◆ **Exercise goal**: Omit all pictures. Copy the rest of the material exactly.

◆ **Dataset extract**:
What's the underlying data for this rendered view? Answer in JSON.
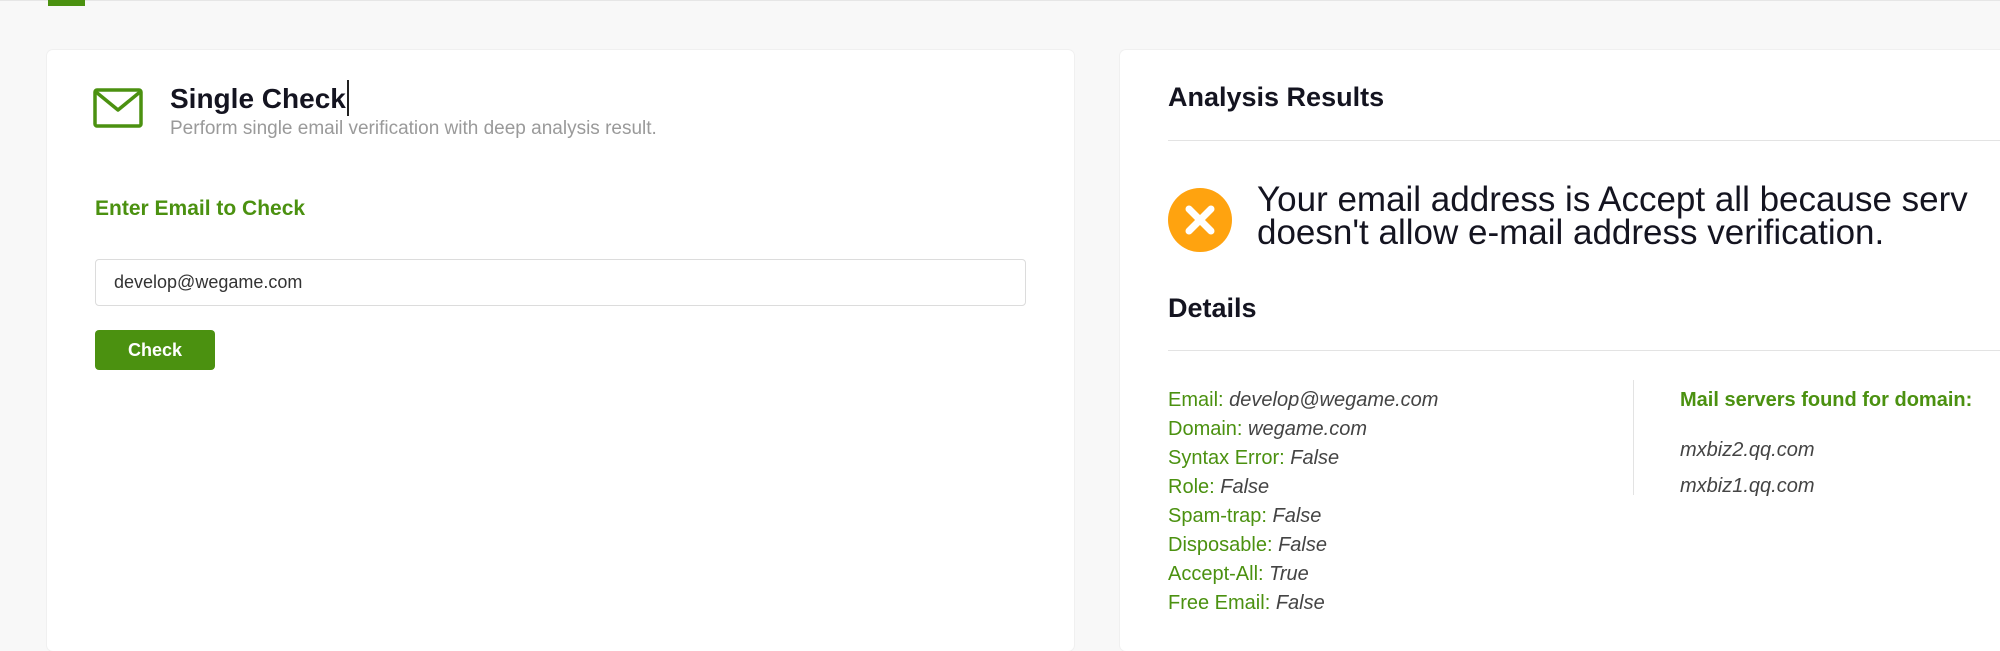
{
  "single_check": {
    "title": "Single Check",
    "subtitle": "Perform single email verification with deep analysis result.",
    "icon": "envelope-icon",
    "enter_label": "Enter Email to Check",
    "email_value": "develop@wegame.com",
    "check_button": "Check"
  },
  "results": {
    "title": "Analysis Results",
    "status_icon": "x-circle-icon",
    "status_line1": "Your email address is Accept all because serv",
    "status_line2": "doesn't allow e-mail address verification.",
    "details_title": "Details",
    "details": [
      {
        "key": "Email:",
        "value": "develop@wegame.com"
      },
      {
        "key": "Domain:",
        "value": "wegame.com"
      },
      {
        "key": "Syntax Error:",
        "value": "False"
      },
      {
        "key": "Role:",
        "value": "False"
      },
      {
        "key": "Spam-trap:",
        "value": "False"
      },
      {
        "key": "Disposable:",
        "value": "False"
      },
      {
        "key": "Accept-All:",
        "value": "True"
      },
      {
        "key": "Free Email:",
        "value": "False"
      }
    ],
    "mail_servers_title": "Mail servers found for domain:",
    "mail_servers": [
      "mxbiz2.qq.com",
      "mxbiz1.qq.com"
    ]
  },
  "colors": {
    "accent": "#4b9110",
    "warning": "#ffa30f",
    "text": "#141420"
  }
}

◆ **Answer for this exercise**:
What's the underlying data for this rendered view? Answer in JSON.
{
  "single_check": {
    "title": "Single Check",
    "subtitle": "Perform single email verification with deep analysis result.",
    "icon": "envelope-icon",
    "enter_label": "Enter Email to Check",
    "email_value": "develop@wegame.com",
    "check_button": "Check"
  },
  "results": {
    "title": "Analysis Results",
    "status_icon": "x-circle-icon",
    "status_line1": "Your email address is Accept all because serv",
    "status_line2": "doesn't allow e-mail address verification.",
    "details_title": "Details",
    "details": [
      {
        "key": "Email:",
        "value": "develop@wegame.com"
      },
      {
        "key": "Domain:",
        "value": "wegame.com"
      },
      {
        "key": "Syntax Error:",
        "value": "False"
      },
      {
        "key": "Role:",
        "value": "False"
      },
      {
        "key": "Spam-trap:",
        "value": "False"
      },
      {
        "key": "Disposable:",
        "value": "False"
      },
      {
        "key": "Accept-All:",
        "value": "True"
      },
      {
        "key": "Free Email:",
        "value": "False"
      }
    ],
    "mail_servers_title": "Mail servers found for domain:",
    "mail_servers": [
      "mxbiz2.qq.com",
      "mxbiz1.qq.com"
    ]
  },
  "colors": {
    "accent": "#4b9110",
    "warning": "#ffa30f",
    "text": "#141420"
  }
}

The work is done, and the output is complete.